Data items
--------------------

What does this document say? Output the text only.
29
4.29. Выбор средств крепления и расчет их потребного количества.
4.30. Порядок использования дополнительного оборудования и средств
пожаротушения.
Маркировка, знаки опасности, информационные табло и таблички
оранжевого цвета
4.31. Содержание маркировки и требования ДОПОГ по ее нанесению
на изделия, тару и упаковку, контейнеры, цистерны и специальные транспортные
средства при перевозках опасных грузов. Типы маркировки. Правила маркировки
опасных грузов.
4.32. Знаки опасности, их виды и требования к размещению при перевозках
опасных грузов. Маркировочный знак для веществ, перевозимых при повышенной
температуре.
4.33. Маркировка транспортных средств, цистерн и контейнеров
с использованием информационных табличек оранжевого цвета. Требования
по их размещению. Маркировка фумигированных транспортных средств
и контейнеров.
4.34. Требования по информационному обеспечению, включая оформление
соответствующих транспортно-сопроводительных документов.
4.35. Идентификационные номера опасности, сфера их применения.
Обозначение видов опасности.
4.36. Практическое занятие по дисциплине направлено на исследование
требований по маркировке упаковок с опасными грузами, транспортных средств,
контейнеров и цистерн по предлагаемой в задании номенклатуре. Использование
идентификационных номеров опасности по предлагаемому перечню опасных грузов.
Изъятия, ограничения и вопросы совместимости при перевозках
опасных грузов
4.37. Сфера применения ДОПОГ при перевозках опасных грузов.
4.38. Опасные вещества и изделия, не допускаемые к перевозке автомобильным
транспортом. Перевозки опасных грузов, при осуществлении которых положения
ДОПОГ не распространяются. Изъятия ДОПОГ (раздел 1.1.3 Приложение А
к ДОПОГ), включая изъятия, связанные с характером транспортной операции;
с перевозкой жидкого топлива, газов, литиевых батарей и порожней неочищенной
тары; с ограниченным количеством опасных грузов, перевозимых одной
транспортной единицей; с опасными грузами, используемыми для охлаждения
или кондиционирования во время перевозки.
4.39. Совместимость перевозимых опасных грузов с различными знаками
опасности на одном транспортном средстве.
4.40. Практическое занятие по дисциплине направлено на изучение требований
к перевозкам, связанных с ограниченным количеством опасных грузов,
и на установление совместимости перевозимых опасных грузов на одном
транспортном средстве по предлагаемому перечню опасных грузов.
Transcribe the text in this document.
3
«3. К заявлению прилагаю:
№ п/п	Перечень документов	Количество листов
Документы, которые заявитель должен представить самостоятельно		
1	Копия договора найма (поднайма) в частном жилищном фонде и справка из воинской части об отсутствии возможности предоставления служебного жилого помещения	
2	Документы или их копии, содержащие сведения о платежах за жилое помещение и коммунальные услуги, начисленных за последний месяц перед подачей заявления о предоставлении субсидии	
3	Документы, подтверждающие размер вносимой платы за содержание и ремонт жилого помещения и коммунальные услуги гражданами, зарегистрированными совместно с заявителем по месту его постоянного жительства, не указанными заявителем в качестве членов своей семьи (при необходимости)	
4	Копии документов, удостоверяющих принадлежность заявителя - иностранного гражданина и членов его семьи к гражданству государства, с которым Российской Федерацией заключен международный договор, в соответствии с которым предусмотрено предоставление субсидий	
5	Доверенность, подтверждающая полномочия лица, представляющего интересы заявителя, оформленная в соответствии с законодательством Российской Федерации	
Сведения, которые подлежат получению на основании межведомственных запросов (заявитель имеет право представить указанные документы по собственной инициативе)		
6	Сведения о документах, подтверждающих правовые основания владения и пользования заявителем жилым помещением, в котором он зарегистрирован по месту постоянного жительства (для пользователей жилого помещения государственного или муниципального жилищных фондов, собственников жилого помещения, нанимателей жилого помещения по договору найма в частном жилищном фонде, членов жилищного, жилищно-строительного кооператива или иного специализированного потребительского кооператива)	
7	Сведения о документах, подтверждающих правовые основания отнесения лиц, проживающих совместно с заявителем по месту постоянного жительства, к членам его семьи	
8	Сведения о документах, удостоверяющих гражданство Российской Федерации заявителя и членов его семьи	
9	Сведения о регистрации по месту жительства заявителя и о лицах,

--------------------

__EXERCISE OBJECTIVE__. Give the listing again, word for word.

__THE SOLUTION__.
What does this document say? Output the text only.
29
4.29. Выбор средств крепления и расчет их потребного количества.
4.30. Порядок использования дополнительного оборудования и средств
пожаротушения.
Маркировка, знаки опасности, информационные табло и таблички
оранжевого цвета
4.31. Содержание маркировки и требования ДОПОГ по ее нанесению
на изделия, тару и упаковку, контейнеры, цистерны и специальные транспортные
средства при перевозках опасных грузов. Типы маркировки. Правила маркировки
опасных грузов.
4.32. Знаки опасности, их виды и требования к размещению при перевозках
опасных грузов. Маркировочный знак для веществ, перевозимых при повышенной
температуре.
4.33. Маркировка транспортных средств, цистерн и контейнеров
с использованием информационных табличек оранжевого цвета. Требования
по их размещению. Маркировка фумигированных транспортных средств
и контейнеров.
4.34. Требования по информационному обеспечению, включая оформление
соответствующих транспортно-сопроводительных документов.
4.35. Идентификационные номера опасности, сфера их применения.
Обозначение видов опасности.
4.36. Практическое занятие по дисциплине направлено на исследование
требований по маркировке упаковок с опасными грузами, транспортных средств,
контейнеров и цистерн по предлагаемой в задании номенклатуре. Использование
идентификационных номеров опасности по предлагаемому перечню опасных грузов.
Изъятия, ограничения и вопросы совместимости при перевозках
опасных грузов
4.37. Сфера применения ДОПОГ при перевозках опасных грузов.
4.38. Опасные вещества и изделия, не допускаемые к перевозке автомобильным
транспортом. Перевозки опасных грузов, при осуществлении которых положения
ДОПОГ не распространяются. Изъятия ДОПОГ (раздел 1.1.3 Приложение А
к ДОПОГ), включая изъятия, связанные с характером транспортной операции;
с перевозкой жидкого топлива, газов, литиевых батарей и порожней неочищенной
тары; с ограниченным количеством опасных грузов, перевозимых одной
транспортной единицей; с опасными грузами, используемыми для охлаждения
или кондиционирования во время перевозки.
4.39. Совместимость перевозимых опасных грузов с различными знаками
опасности на одном транспортном средстве.
4.40. Практическое занятие по дисциплине направлено на изучение требований
к перевозкам, связанных с ограниченным количеством опасных грузов,
и на установление совместимости перевозимых опасных грузов на одном
транспортном средстве по предлагаемому перечню опасных грузов.
Transcribe the text in this document.
3
«3. К заявлению прилагаю:
№ п/п	Перечень документов	Количество листов
Документы, которые заявитель должен представить самостоятельно		
1	Копия договора найма (поднайма) в частном жилищном фонде и справка из воинской части об отсутствии возможности предоставления служебного жилого помещения	
2	Документы или их копии, содержащие сведения о платежах за жилое помещение и коммунальные услуги, начисленных за последний месяц перед подачей заявления о предоставлении субсидии	
3	Документы, подтверждающие размер вносимой платы за содержание и ремонт жилого помещения и коммунальные услуги гражданами, зарегистрированными совместно с заявителем по месту его постоянного жительства, не указанными заявителем в качестве членов своей семьи (при необходимости)	
4	Копии документов, удостоверяющих принадлежность заявителя - иностранного гражданина и членов его семьи к гражданству государства, с которым Российской Федерацией заключен международный договор, в соответствии с которым предусмотрено предоставление субсидий	
5	Доверенность, подтверждающая полномочия лица, представляющего интересы заявителя, оформленная в соответствии с законодательством Российской Федерации	
Сведения, которые подлежат получению на основании межведомственных запросов (заявитель имеет право представить указанные документы по собственной инициативе)		
6	Сведения о документах, подтверждающих правовые основания владения и пользования заявителем жилым помещением, в котором он зарегистрирован по месту постоянного жительства (для пользователей жилого помещения государственного или муниципального жилищных фондов, собственников жилого помещения, нанимателей жилого помещения по договору найма в частном жилищном фонде, членов жилищного, жилищно-строительного кооператива или иного специализированного потребительского кооператива)	
7	Сведения о документах, подтверждающих правовые основания отнесения лиц, проживающих совместно с заявителем по месту постоянного жительства, к членам его семьи	
8	Сведения о документах, удостоверяющих гражданство Российской Федерации заявителя и членов его семьи	
9	Сведения о регистрации по месту жительства заявителя и о лицах,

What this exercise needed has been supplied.